Exactly repeat all the records below, omitting the images they hold.
-- Start SOURCE RECORDS --
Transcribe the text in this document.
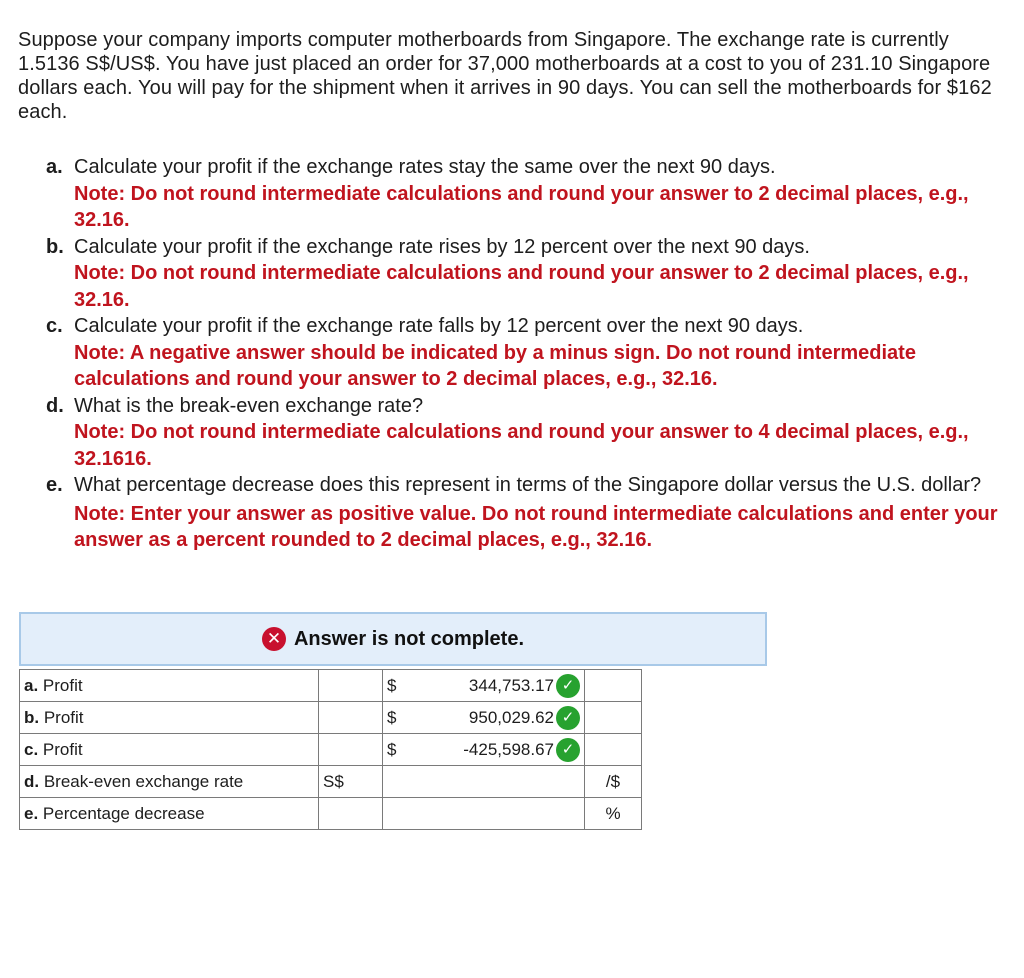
Suppose your company imports computer motherboards from Singapore. The exchange rate is currently 1.5136 S$/US$. You have just placed an order for 37,000 motherboards at a cost to you of 231.10 Singapore dollars each. You will pay for the shipment when it arrives in 90 days. You can sell the motherboards for $162 each.
a. Calculate your profit if the exchange rates stay the same over the next 90 days.
Note: Do not round intermediate calculations and round your answer to 2 decimal places, e.g., 32.16.
b. Calculate your profit if the exchange rate rises by 12 percent over the next 90 days.
Note: Do not round intermediate calculations and round your answer to 2 decimal places, e.g., 32.16.
c. Calculate your profit if the exchange rate falls by 12 percent over the next 90 days.
Note: A negative answer should be indicated by a minus sign. Do not round intermediate calculations and round your answer to 2 decimal places, e.g., 32.16.
d. What is the break-even exchange rate?
Note: Do not round intermediate calculations and round your answer to 4 decimal places, e.g., 32.1616.
e. What percentage decrease does this represent in terms of the Singapore dollar versus the U.S. dollar?
Note: Enter your answer as positive value. Do not round intermediate calculations and enter your answer as a percent rounded to 2 decimal places, e.g., 32.16.
✕ Answer is not complete.
a. Profit		$	344,753.17 ✓	

b. Profit		$	950,029.62 ✓	

c. Profit		$	-425,598.67 ✓	

d. Break-even exchange rate	S$			/$
e. Percentage decrease				%
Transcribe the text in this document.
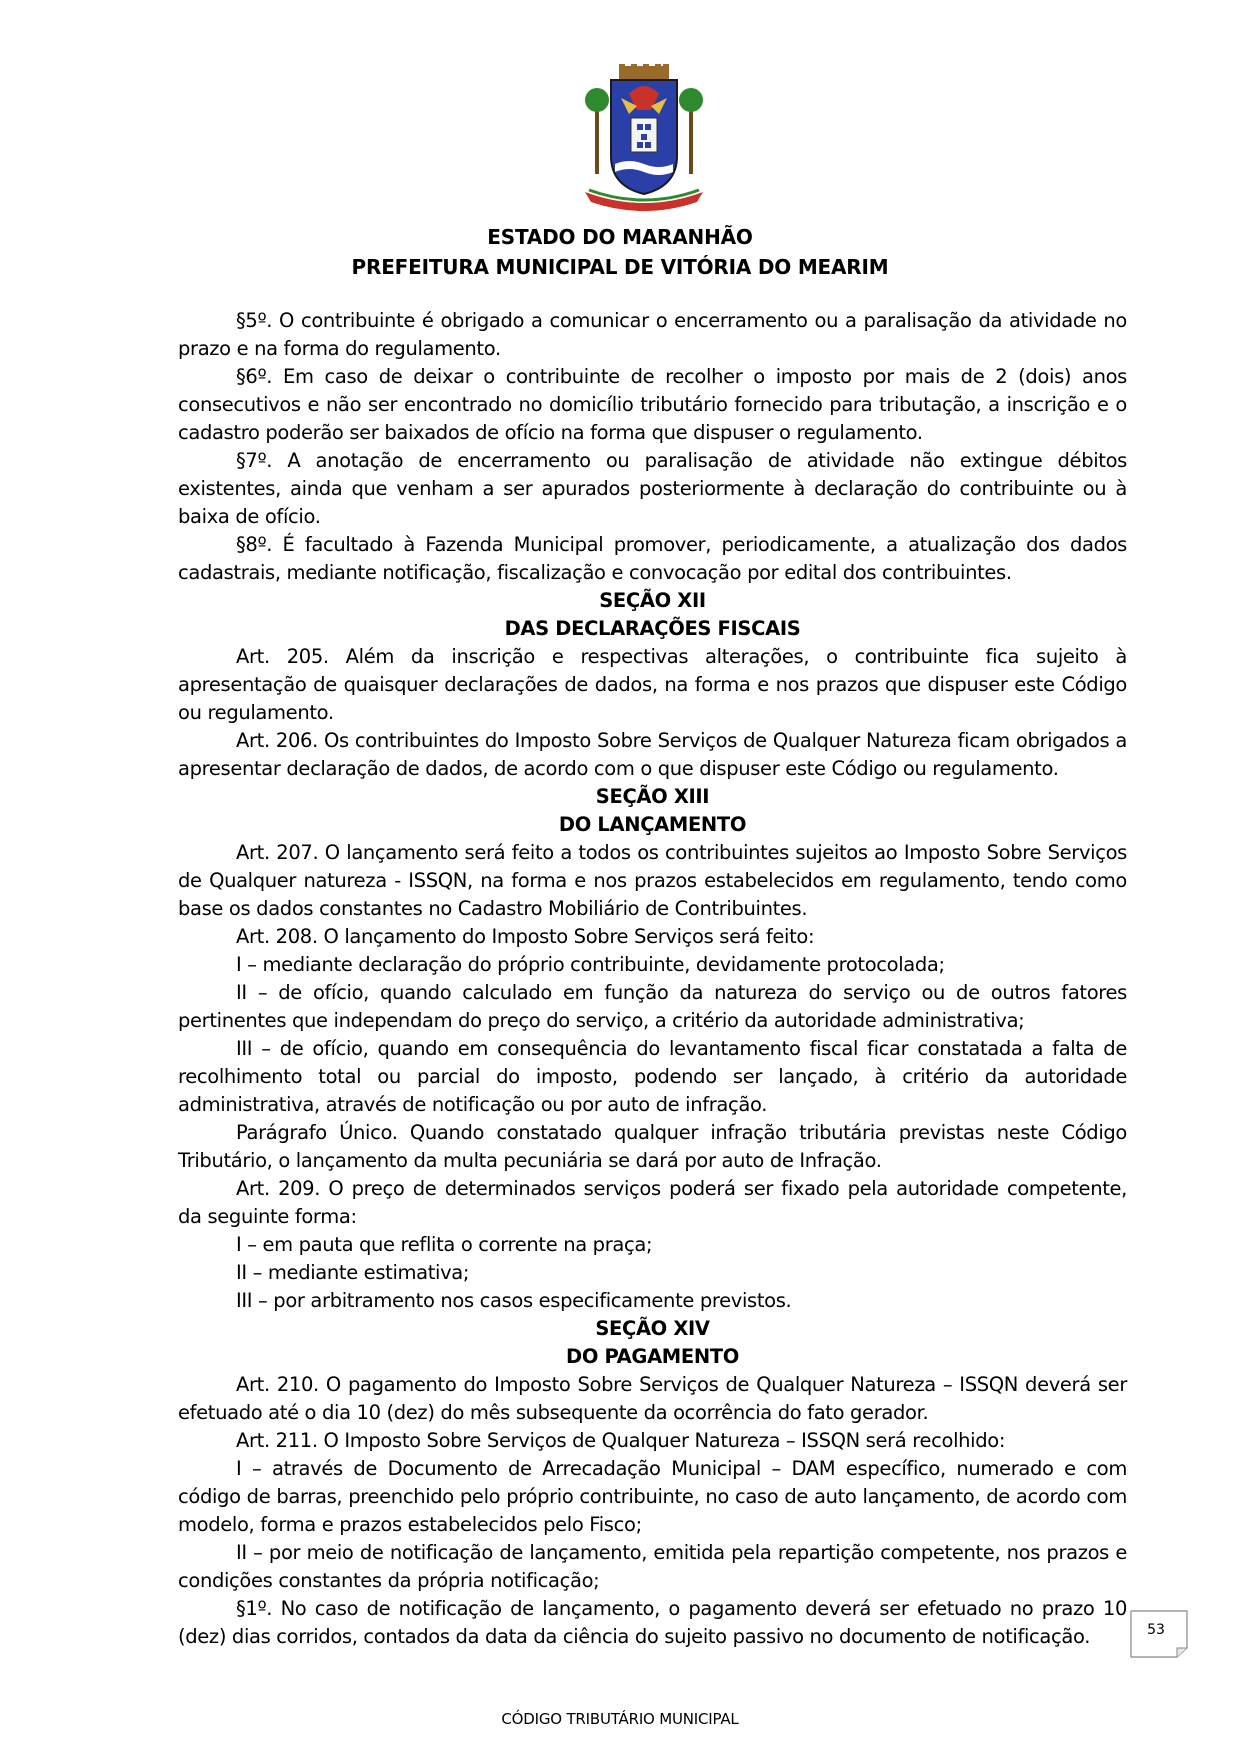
ESTADO DO MARANHÃO
PREFEITURA MUNICIPAL DE VITÓRIA DO MEARIM

§5º. O contribuinte é obrigado a comunicar o encerramento ou a paralisação da atividade no prazo e na forma do regulamento.

§6º. Em caso de deixar o contribuinte de recolher o imposto por mais de 2 (dois) anos consecutivos e não ser encontrado no domicílio tributário fornecido para tributação, a inscrição e o cadastro poderão ser baixados de ofício na forma que dispuser o regulamento.

§7º. A anotação de encerramento ou paralisação de atividade não extingue débitos existentes, ainda que venham a ser apurados posteriormente à declaração do contribuinte ou à baixa de ofício.

§8º. É facultado à Fazenda Municipal promover, periodicamente, a atualização dos dados cadastrais, mediante notificação, fiscalização e convocação por edital dos contribuintes.

SEÇÃO XII

DAS DECLARAÇÕES FISCAIS

Art. 205. Além da inscrição e respectivas alterações, o contribuinte fica sujeito à apresentação de quaisquer declarações de dados, na forma e nos prazos que dispuser este Código ou regulamento.

Art. 206. Os contribuintes do Imposto Sobre Serviços de Qualquer Natureza ficam obrigados a apresentar declaração de dados, de acordo com o que dispuser este Código ou regulamento.

SEÇÃO XIII

DO LANÇAMENTO

Art. 207. O lançamento será feito a todos os contribuintes sujeitos ao Imposto Sobre Serviços de Qualquer natureza - ISSQN, na forma e nos prazos estabelecidos em regulamento, tendo como base os dados constantes no Cadastro Mobiliário de Contribuintes.

Art. 208. O lançamento do Imposto Sobre Serviços será feito:

I – mediante declaração do próprio contribuinte, devidamente protocolada;

II – de ofício, quando calculado em função da natureza do serviço ou de outros fatores pertinentes que independam do preço do serviço, a critério da autoridade administrativa;

III – de ofício, quando em consequência do levantamento fiscal ficar constatada a falta de recolhimento total ou parcial do imposto, podendo ser lançado, à critério da autoridade administrativa, através de notificação ou por auto de infração.

Parágrafo Único. Quando constatado qualquer infração tributária previstas neste Código Tributário, o lançamento da multa pecuniária se dará por auto de Infração.

Art. 209. O preço de determinados serviços poderá ser fixado pela autoridade competente, da seguinte forma:

I – em pauta que reflita o corrente na praça;

II – mediante estimativa;

III – por arbitramento nos casos especificamente previstos.

SEÇÃO XIV

DO PAGAMENTO

Art. 210. O pagamento do Imposto Sobre Serviços de Qualquer Natureza – ISSQN deverá ser efetuado até o dia 10 (dez) do mês subsequente da ocorrência do fato gerador.

Art. 211. O Imposto Sobre Serviços de Qualquer Natureza – ISSQN será recolhido:

I – através de Documento de Arrecadação Municipal – DAM específico, numerado e com código de barras, preenchido pelo próprio contribuinte, no caso de auto lançamento, de acordo com modelo, forma e prazos estabelecidos pelo Fisco;

II – por meio de notificação de lançamento, emitida pela repartição competente, nos prazos e condições constantes da própria notificação;

§1º. No caso de notificação de lançamento, o pagamento deverá ser efetuado no prazo 10 (dez) dias corridos, contados da data da ciência do sujeito passivo no documento de notificação.	53
CÓDIGO TRIBUTÁRIO MUNICIPAL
-- End SOURCE RECORDS --
SOLUTION:
Transcribe the text in this document.
Suppose your company imports computer motherboards from Singapore. The exchange rate is currently 1.5136 S$/US$. You have just placed an order for 37,000 motherboards at a cost to you of 231.10 Singapore dollars each. You will pay for the shipment when it arrives in 90 days. You can sell the motherboards for $162 each.
a. Calculate your profit if the exchange rates stay the same over the next 90 days.
Note: Do not round intermediate calculations and round your answer to 2 decimal places, e.g., 32.16.
b. Calculate your profit if the exchange rate rises by 12 percent over the next 90 days.
Note: Do not round intermediate calculations and round your answer to 2 decimal places, e.g., 32.16.
c. Calculate your profit if the exchange rate falls by 12 percent over the next 90 days.
Note: A negative answer should be indicated by a minus sign. Do not round intermediate calculations and round your answer to 2 decimal places, e.g., 32.16.
d. What is the break-even exchange rate?
Note: Do not round intermediate calculations and round your answer to 4 decimal places, e.g., 32.1616.
e. What percentage decrease does this represent in terms of the Singapore dollar versus the U.S. dollar?
Note: Enter your answer as positive value. Do not round intermediate calculations and enter your answer as a percent rounded to 2 decimal places, e.g., 32.16.
✕ Answer is not complete.
a. Profit		$	344,753.17 ✓	

b. Profit		$	950,029.62 ✓	

c. Profit		$	-425,598.67 ✓	

d. Break-even exchange rate	S$			/$
e. Percentage decrease				%
Transcribe the text in this document.
ESTADO DO MARANHÃO
PREFEITURA MUNICIPAL DE VITÓRIA DO MEARIM

§5º. O contribuinte é obrigado a comunicar o encerramento ou a paralisação da atividade no prazo e na forma do regulamento.

§6º. Em caso de deixar o contribuinte de recolher o imposto por mais de 2 (dois) anos consecutivos e não ser encontrado no domicílio tributário fornecido para tributação, a inscrição e o cadastro poderão ser baixados de ofício na forma que dispuser o regulamento.

§7º. A anotação de encerramento ou paralisação de atividade não extingue débitos existentes, ainda que venham a ser apurados posteriormente à declaração do contribuinte ou à baixa de ofício.

§8º. É facultado à Fazenda Municipal promover, periodicamente, a atualização dos dados cadastrais, mediante notificação, fiscalização e convocação por edital dos contribuintes.

SEÇÃO XII

DAS DECLARAÇÕES FISCAIS

Art. 205. Além da inscrição e respectivas alterações, o contribuinte fica sujeito à apresentação de quaisquer declarações de dados, na forma e nos prazos que dispuser este Código ou regulamento.

Art. 206. Os contribuintes do Imposto Sobre Serviços de Qualquer Natureza ficam obrigados a apresentar declaração de dados, de acordo com o que dispuser este Código ou regulamento.

SEÇÃO XIII

DO LANÇAMENTO

Art. 207. O lançamento será feito a todos os contribuintes sujeitos ao Imposto Sobre Serviços de Qualquer natureza - ISSQN, na forma e nos prazos estabelecidos em regulamento, tendo como base os dados constantes no Cadastro Mobiliário de Contribuintes.

Art. 208. O lançamento do Imposto Sobre Serviços será feito:

I – mediante declaração do próprio contribuinte, devidamente protocolada;

II – de ofício, quando calculado em função da natureza do serviço ou de outros fatores pertinentes que independam do preço do serviço, a critério da autoridade administrativa;

III – de ofício, quando em consequência do levantamento fiscal ficar constatada a falta de recolhimento total ou parcial do imposto, podendo ser lançado, à critério da autoridade administrativa, através de notificação ou por auto de infração.

Parágrafo Único. Quando constatado qualquer infração tributária previstas neste Código Tributário, o lançamento da multa pecuniária se dará por auto de Infração.

Art. 209. O preço de determinados serviços poderá ser fixado pela autoridade competente, da seguinte forma:

I – em pauta que reflita o corrente na praça;

II – mediante estimativa;

III – por arbitramento nos casos especificamente previstos.

SEÇÃO XIV

DO PAGAMENTO

Art. 210. O pagamento do Imposto Sobre Serviços de Qualquer Natureza – ISSQN deverá ser efetuado até o dia 10 (dez) do mês subsequente da ocorrência do fato gerador.

Art. 211. O Imposto Sobre Serviços de Qualquer Natureza – ISSQN será recolhido:

I – através de Documento de Arrecadação Municipal – DAM específico, numerado e com código de barras, preenchido pelo próprio contribuinte, no caso de auto lançamento, de acordo com modelo, forma e prazos estabelecidos pelo Fisco;

II – por meio de notificação de lançamento, emitida pela repartição competente, nos prazos e condições constantes da própria notificação;

§1º. No caso de notificação de lançamento, o pagamento deverá ser efetuado no prazo 10 (dez) dias corridos, contados da data da ciência do sujeito passivo no documento de notificação.	53
CÓDIGO TRIBUTÁRIO MUNICIPAL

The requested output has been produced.